Task to complete: Copy the records below with every "candle-body" changed to "candle", keeping everything else as it is.

--------------------------------------------------

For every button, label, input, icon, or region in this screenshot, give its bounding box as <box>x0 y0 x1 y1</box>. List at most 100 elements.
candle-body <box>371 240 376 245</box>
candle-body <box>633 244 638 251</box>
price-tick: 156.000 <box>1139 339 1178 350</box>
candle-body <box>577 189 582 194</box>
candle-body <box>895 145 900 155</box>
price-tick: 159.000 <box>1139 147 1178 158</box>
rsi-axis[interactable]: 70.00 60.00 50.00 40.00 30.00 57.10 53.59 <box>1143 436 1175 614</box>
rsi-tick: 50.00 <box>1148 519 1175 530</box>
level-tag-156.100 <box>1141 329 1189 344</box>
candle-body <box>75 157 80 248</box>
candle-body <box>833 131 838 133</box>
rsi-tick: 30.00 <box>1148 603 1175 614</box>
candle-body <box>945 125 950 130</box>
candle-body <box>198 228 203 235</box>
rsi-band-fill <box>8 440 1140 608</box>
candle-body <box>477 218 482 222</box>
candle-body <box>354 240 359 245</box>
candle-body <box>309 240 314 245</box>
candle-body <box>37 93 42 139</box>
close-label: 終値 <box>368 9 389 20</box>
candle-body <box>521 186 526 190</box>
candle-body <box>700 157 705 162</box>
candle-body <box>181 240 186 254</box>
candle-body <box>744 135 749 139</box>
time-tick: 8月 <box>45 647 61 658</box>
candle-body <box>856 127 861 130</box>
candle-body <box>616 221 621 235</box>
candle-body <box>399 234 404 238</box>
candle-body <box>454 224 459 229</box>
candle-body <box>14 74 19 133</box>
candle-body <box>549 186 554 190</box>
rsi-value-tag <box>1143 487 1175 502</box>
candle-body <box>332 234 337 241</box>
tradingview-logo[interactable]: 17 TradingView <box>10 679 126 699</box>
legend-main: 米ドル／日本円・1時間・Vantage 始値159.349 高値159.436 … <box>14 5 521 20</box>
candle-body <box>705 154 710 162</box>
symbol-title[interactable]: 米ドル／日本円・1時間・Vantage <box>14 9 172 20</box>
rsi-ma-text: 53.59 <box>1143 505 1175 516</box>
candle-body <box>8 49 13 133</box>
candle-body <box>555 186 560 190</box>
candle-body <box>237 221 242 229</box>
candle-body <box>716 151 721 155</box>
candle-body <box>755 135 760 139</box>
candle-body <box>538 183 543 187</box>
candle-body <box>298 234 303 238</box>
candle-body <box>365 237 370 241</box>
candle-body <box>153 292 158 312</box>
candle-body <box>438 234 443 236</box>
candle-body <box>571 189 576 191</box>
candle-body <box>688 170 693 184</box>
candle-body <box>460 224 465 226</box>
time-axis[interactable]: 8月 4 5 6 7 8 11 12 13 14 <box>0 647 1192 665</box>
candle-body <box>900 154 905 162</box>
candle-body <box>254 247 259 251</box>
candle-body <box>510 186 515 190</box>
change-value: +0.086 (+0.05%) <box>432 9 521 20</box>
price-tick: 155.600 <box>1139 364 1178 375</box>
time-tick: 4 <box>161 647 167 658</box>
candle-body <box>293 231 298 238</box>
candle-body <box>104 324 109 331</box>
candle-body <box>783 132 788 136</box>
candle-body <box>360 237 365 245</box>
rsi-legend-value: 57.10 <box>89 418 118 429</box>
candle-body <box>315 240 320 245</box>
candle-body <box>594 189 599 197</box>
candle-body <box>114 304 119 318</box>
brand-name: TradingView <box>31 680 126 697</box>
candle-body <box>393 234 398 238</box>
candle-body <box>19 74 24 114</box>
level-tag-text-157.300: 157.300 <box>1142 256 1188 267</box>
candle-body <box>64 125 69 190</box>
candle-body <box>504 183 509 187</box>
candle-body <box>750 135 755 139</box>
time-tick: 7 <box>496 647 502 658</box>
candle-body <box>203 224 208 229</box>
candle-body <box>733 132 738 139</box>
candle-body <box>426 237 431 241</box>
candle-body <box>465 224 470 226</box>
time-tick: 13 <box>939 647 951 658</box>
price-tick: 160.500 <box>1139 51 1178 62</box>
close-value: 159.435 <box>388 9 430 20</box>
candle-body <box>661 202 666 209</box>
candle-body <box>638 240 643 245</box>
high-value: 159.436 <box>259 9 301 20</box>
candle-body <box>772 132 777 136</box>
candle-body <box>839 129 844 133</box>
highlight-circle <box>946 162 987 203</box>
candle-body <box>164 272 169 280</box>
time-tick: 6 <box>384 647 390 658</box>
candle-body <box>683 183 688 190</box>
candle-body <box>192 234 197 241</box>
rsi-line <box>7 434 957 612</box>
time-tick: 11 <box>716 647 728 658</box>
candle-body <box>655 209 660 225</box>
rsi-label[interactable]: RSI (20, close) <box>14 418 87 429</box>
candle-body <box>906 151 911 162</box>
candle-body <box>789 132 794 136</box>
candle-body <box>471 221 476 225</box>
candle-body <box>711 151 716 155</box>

--------------------------------------------------

Reply to the task:
For every button, label, input, icon, or region in this screenshot, give its bounding box as <box>x0 y0 x1 y1</box>. List at most 100 elements.
candle <box>371 240 376 245</box>
candle <box>633 244 638 251</box>
price-tick: 156.000 <box>1139 339 1178 350</box>
candle <box>577 189 582 194</box>
candle <box>895 145 900 155</box>
price-tick: 159.000 <box>1139 147 1178 158</box>
rsi-axis[interactable]: 70.00 60.00 50.00 40.00 30.00 57.10 53.59 <box>1143 436 1175 614</box>
rsi-tick: 50.00 <box>1148 519 1175 530</box>
level-tag-156.100 <box>1141 329 1189 344</box>
candle <box>75 157 80 248</box>
candle <box>833 131 838 133</box>
rsi-tick: 30.00 <box>1148 603 1175 614</box>
candle <box>945 125 950 130</box>
candle <box>198 228 203 235</box>
rsi-band-fill <box>8 440 1140 608</box>
candle <box>477 218 482 222</box>
candle <box>354 240 359 245</box>
candle <box>309 240 314 245</box>
candle <box>37 93 42 139</box>
close-label: 終値 <box>368 9 389 20</box>
candle <box>521 186 526 190</box>
candle <box>700 157 705 162</box>
candle <box>181 240 186 254</box>
candle <box>744 135 749 139</box>
time-tick: 8月 <box>45 647 61 658</box>
candle <box>856 127 861 130</box>
candle <box>616 221 621 235</box>
candle <box>399 234 404 238</box>
candle <box>454 224 459 229</box>
candle <box>14 74 19 133</box>
candle <box>549 186 554 190</box>
rsi-value-tag <box>1143 487 1175 502</box>
candle <box>332 234 337 241</box>
tradingview-logo[interactable]: 17 TradingView <box>10 679 126 699</box>
legend-main: 米ドル／日本円・1時間・Vantage 始値159.349 高値159.436 … <box>14 5 521 20</box>
candle <box>705 154 710 162</box>
symbol-title[interactable]: 米ドル／日本円・1時間・Vantage <box>14 9 172 20</box>
rsi-ma-text: 53.59 <box>1143 505 1175 516</box>
candle <box>8 49 13 133</box>
candle <box>555 186 560 190</box>
candle <box>237 221 242 229</box>
candle <box>716 151 721 155</box>
candle <box>755 135 760 139</box>
candle <box>538 183 543 187</box>
candle <box>298 234 303 238</box>
candle <box>365 237 370 241</box>
candle <box>153 292 158 312</box>
candle <box>438 234 443 236</box>
candle <box>571 189 576 191</box>
candle <box>688 170 693 184</box>
candle <box>460 224 465 226</box>
time-axis[interactable]: 8月 4 5 6 7 8 11 12 13 14 <box>0 647 1192 665</box>
candle <box>900 154 905 162</box>
candle <box>254 247 259 251</box>
candle <box>510 186 515 190</box>
change-value: +0.086 (+0.05%) <box>432 9 521 20</box>
price-tick: 155.600 <box>1139 364 1178 375</box>
time-tick: 4 <box>161 647 167 658</box>
candle <box>293 231 298 238</box>
candle <box>104 324 109 331</box>
candle <box>783 132 788 136</box>
candle <box>360 237 365 245</box>
rsi-legend-value: 57.10 <box>89 418 118 429</box>
candle <box>315 240 320 245</box>
candle <box>594 189 599 197</box>
candle <box>114 304 119 318</box>
brand-name: TradingView <box>31 680 126 697</box>
candle <box>393 234 398 238</box>
candle <box>19 74 24 114</box>
level-tag-text-157.300: 157.300 <box>1142 256 1188 267</box>
candle <box>64 125 69 190</box>
candle <box>504 183 509 187</box>
candle <box>750 135 755 139</box>
time-tick: 7 <box>496 647 502 658</box>
candle <box>203 224 208 229</box>
candle <box>733 132 738 139</box>
candle <box>426 237 431 241</box>
candle <box>465 224 470 226</box>
time-tick: 13 <box>939 647 951 658</box>
price-tick: 160.500 <box>1139 51 1178 62</box>
close-value: 159.435 <box>388 9 430 20</box>
candle <box>661 202 666 209</box>
candle <box>638 240 643 245</box>
high-value: 159.436 <box>259 9 301 20</box>
candle <box>772 132 777 136</box>
candle <box>839 129 844 133</box>
highlight-circle <box>946 162 987 203</box>
candle <box>164 272 169 280</box>
time-tick: 6 <box>384 647 390 658</box>
candle <box>683 183 688 190</box>
candle <box>192 234 197 241</box>
rsi-line <box>7 434 957 612</box>
time-tick: 11 <box>716 647 728 658</box>
candle <box>655 209 660 225</box>
rsi-label[interactable]: RSI (20, close) <box>14 418 87 429</box>
candle <box>906 151 911 162</box>
candle <box>789 132 794 136</box>
candle <box>471 221 476 225</box>
candle <box>711 151 716 155</box>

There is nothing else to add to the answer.